[Darshan-commits] [Git][darshan/darshan][dev-modular] 15 commits: fix for gnuplot version number check

Thu Oct 1 11:49:02 CDT 2015

Shane Snyder pushed to branch dev-modular at darshan / darshan


Commits:
72726387 by Phil Carns at 2015-04-29T10:59:18Z
fix for gnuplot version number check

- contributed by Kay Thust

- - - - -
1d202464 by Shane Snyder at 2015-06-30T22:31:31Z
fix map_or_fail typo in lio_listio wrapper

- - - - -
341bf09f by Shane Snyder at 2015-06-30T22:36:16Z
bug fix for aio_return wrapper

- - - - -
14ad6274 by Shane Snyder at 2015-07-01T09:16:47Z
update Changelog for last 2 bug fixes

- - - - -
6be9df5b by Shane Snyder at 2015-08-06T18:01:41Z
bug fix in common access counter logic

- - - - -
fbce8030 by Shane Snyder at 2015-08-07T08:47:18Z
update changelog for common access bug

- - - - -
f68228a5 by Phil Carns at 2015-08-19T11:55:50Z
integrate expanded darshan-parser documentation

- provided by Huong Luu

- - - - -
c5a27637 by Phil Carns at 2015-09-08T12:30:55Z
trivial stat collection script

- for each job, count number of files that used collectives, independent
  operations, or posix

- - - - -
0ffb9547 by Phil Carns at 2015-09-08T16:41:44Z
friendlier output

- - - - -
676030f1 by Phil Carns at 2015-09-08T16:45:43Z
bug fix

- - - - -
7eecf5d0 by Phil Carns at 2015-09-25T13:05:00Z
markdown version of readme for gitlab

- - - - -
3d3c4257 by Phil Carns at 2015-09-25T13:06:48Z
trying to figure out why markdown link is grumpy

- - - - -
83f12d5f by Phil Carns at 2015-09-25T13:16:52Z
whitespace change to test commit hooks

- - - - -
f6fbcec4 by Shane Snyder at 2015-10-01T11:19:41Z
Merge remote-tracking branch 'origin/master' into dev-modular

Conflicts:
	ChangeLog
	darshan-runtime/configure
	darshan-runtime/configure.in
	darshan-runtime/darshan.h
	darshan-runtime/lib/darshan-posix.c
	darshan-util/configure
	darshan-util/configure.in
	darshan-util/doc/darshan-util.txt

- - - - -
41575785 by Shane Snyder at 2015-10-01T11:46:02Z
small text changes in darshan-util docs

- - - - -


4 changed files:

- ChangeLog
- README → README.md
- + darshan-test/darshan-gather-mpi-posix-usage.pl
- darshan-util/doc/darshan-util.txt


Changes:

=====================================
ChangeLog
=====================================

--- a/ChangeLog
+++ b/ChangeLog
@@ -27,6 +27,16 @@ Darshan-3.0.0-pre1
       darshan-util components are mostly the same and still located in
       their respective directories ('darshan-runtime/doc' and 'darshan-util/doc')

Directives →
1. According to the commit notification, who contributed the fix for the gnuplot version number check?
2. Quote the commit notification from "--- a/ChangeLog" to "('darshan-runtime/doc' and 'darshan-util/doc')".
3. Write what comes next in the commit notification, picking up where it stops.

Entries supplied →

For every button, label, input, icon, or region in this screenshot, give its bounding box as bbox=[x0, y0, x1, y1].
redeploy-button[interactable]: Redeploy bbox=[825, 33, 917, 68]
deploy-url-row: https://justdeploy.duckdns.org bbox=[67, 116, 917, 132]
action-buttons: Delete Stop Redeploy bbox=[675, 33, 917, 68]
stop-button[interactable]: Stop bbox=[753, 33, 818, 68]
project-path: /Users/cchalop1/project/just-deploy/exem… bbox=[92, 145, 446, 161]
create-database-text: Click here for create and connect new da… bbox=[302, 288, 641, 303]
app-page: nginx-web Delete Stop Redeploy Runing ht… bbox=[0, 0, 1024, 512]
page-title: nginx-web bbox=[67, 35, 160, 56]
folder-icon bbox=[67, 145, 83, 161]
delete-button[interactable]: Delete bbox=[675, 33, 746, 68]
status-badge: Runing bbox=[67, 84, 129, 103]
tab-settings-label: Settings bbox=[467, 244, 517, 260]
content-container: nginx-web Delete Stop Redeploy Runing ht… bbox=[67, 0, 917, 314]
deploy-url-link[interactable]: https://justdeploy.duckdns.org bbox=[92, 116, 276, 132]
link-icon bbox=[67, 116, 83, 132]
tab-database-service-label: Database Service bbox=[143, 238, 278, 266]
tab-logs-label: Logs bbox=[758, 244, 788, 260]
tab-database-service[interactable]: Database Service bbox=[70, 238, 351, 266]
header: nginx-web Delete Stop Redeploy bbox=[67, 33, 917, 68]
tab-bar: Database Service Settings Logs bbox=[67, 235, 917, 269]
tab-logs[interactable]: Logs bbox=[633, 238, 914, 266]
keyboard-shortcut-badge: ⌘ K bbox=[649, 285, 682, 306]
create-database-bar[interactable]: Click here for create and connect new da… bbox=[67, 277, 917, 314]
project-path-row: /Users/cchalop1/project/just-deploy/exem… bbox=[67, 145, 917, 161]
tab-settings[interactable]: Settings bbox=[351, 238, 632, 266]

Responses for each task →
1. Kay Thust

2.
--- a/ChangeLog
+++ b/ChangeLog
@@ -27,6 +27,16 @@ Darshan-3.0.0-pre1
       darshan-util components are mostly the same and still located in
       their respective directories ('darshan-runtime/doc' and 'darshan-util/doc')

3.
 
+darshan-2.3.2-pre1
+=============
+* Fix gnuplot version number check to allow darshan-job-summary.pl to work
+  with gnuplot 5.0 (Kay Thust)
+* Fix function pointer mapping typo in lio_listio64 wrapper (Shane Snyder)
+* Fix faulty logic in extracting I/O data from the aio_return 
+  wrapper (Shane Snyder)
+* Fix bug in common access counter logic (Shane Snyder)
+* Expand and clarify darshan-parser documentation (Huong Luu)
+
 darshan-2.3.1
 =============
 * added documentation and example configuration files for using the -profile


=====================================
README → README.md
=====================================
--- a/README
+++ b/README.md
@@ -1,4 +1,14 @@
-The Darshan source tree is divided into two parts:
+Darshan is a lightweight I/O characterization tool that transparently
+captures I/O access pattern information from HPC applications.
+Darshan can be used to tune applications for increased scientific
+productivity or to gain insight into trends in large-scale computing
+systems.
+
+Please see the 
+[Darshan web page](http://www.mcs.anl.gov/research/projects/darshan)
+for more in-depth news and documentation.
+
+The Darshan source tree is divided into two main parts:
 
 - darshan-runtime: to be installed on systems where you intend to 
   instrument MPI applications.  See darshan-runtime/doc/darshan-runtime.txt
@@ -8,9 +18,7 @@ The Darshan source tree is divided into two parts:
   log files produced by darshan-runtime.  See
   darshan-util/doc/darshan-util.txt for installation instructions.
 
-General documentation can be found on the Darshan documentation web page:
-http://www.mcs.anl.gov/darshan/documentation/
-
 The darshan-test directory contains various test harnesses, benchmarks,
 patches, and unsupported utilites that are mainly of interest to Darshan
 developers.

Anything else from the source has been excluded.